To do: Your task is to retype each line of the data below exactly.

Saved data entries
## start

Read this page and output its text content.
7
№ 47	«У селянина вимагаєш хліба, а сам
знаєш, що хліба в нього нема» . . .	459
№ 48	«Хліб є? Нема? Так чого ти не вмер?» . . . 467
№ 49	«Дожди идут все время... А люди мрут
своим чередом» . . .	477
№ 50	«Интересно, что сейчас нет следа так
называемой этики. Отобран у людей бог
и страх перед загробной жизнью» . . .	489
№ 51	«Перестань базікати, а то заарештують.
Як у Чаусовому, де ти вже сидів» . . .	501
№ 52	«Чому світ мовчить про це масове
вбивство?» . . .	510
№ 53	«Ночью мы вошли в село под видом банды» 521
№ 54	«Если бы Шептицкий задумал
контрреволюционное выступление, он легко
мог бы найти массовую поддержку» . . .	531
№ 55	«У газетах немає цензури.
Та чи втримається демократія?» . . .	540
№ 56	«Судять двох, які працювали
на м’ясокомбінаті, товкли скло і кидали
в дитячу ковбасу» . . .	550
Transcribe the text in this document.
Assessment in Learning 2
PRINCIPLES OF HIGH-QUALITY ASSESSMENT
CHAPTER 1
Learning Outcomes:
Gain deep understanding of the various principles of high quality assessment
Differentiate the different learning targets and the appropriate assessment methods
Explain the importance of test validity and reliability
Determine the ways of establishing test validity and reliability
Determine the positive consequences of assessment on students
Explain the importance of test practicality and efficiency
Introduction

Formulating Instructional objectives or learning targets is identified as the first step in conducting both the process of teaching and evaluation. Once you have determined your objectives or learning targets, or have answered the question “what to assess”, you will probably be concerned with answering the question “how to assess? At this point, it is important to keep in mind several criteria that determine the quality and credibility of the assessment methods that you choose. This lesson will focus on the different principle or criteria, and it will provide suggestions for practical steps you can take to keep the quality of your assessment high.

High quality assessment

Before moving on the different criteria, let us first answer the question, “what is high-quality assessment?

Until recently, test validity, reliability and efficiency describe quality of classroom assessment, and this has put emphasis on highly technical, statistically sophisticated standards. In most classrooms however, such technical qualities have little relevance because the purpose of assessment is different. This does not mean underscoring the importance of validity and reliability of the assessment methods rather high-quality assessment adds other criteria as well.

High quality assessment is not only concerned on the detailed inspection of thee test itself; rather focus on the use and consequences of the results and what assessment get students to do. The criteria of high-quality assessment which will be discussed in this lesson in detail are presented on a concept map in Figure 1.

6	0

## end

Solution:
Read this page and output its text content.
7
№ 47	«У селянина вимагаєш хліба, а сам
знаєш, що хліба в нього нема» . . .	459
№ 48	«Хліб є? Нема? Так чого ти не вмер?» . . . 467
№ 49	«Дожди идут все время... А люди мрут
своим чередом» . . .	477
№ 50	«Интересно, что сейчас нет следа так
называемой этики. Отобран у людей бог
и страх перед загробной жизнью» . . .	489
№ 51	«Перестань базікати, а то заарештують.
Як у Чаусовому, де ти вже сидів» . . .	501
№ 52	«Чому світ мовчить про це масове
вбивство?» . . .	510
№ 53	«Ночью мы вошли в село под видом банды» 521
№ 54	«Если бы Шептицкий задумал
контрреволюционное выступление, он легко
мог бы найти массовую поддержку» . . .	531
№ 55	«У газетах немає цензури.
Та чи втримається демократія?» . . .	540
№ 56	«Судять двох, які працювали
на м’ясокомбінаті, товкли скло і кидали
в дитячу ковбасу» . . .	550
Transcribe the text in this document.
Assessment in Learning 2
PRINCIPLES OF HIGH-QUALITY ASSESSMENT
CHAPTER 1
Learning Outcomes:
Gain deep understanding of the various principles of high quality assessment
Differentiate the different learning targets and the appropriate assessment methods
Explain the importance of test validity and reliability
Determine the ways of establishing test validity and reliability
Determine the positive consequences of assessment on students
Explain the importance of test practicality and efficiency
Introduction

Formulating Instructional objectives or learning targets is identified as the first step in conducting both the process of teaching and evaluation. Once you have determined your objectives or learning targets, or have answered the question “what to assess”, you will probably be concerned with answering the question “how to assess? At this point, it is important to keep in mind several criteria that determine the quality and credibility of the assessment methods that you choose. This lesson will focus on the different principle or criteria, and it will provide suggestions for practical steps you can take to keep the quality of your assessment high.

High quality assessment

Before moving on the different criteria, let us first answer the question, “what is high-quality assessment?

Until recently, test validity, reliability and efficiency describe quality of classroom assessment, and this has put emphasis on highly technical, statistically sophisticated standards. In most classrooms however, such technical qualities have little relevance because the purpose of assessment is different. This does not mean underscoring the importance of validity and reliability of the assessment methods rather high-quality assessment adds other criteria as well.

High quality assessment is not only concerned on the detailed inspection of thee test itself; rather focus on the use and consequences of the results and what assessment get students to do. The criteria of high-quality assessment which will be discussed in this lesson in detail are presented on a concept map in Figure 1.

6	0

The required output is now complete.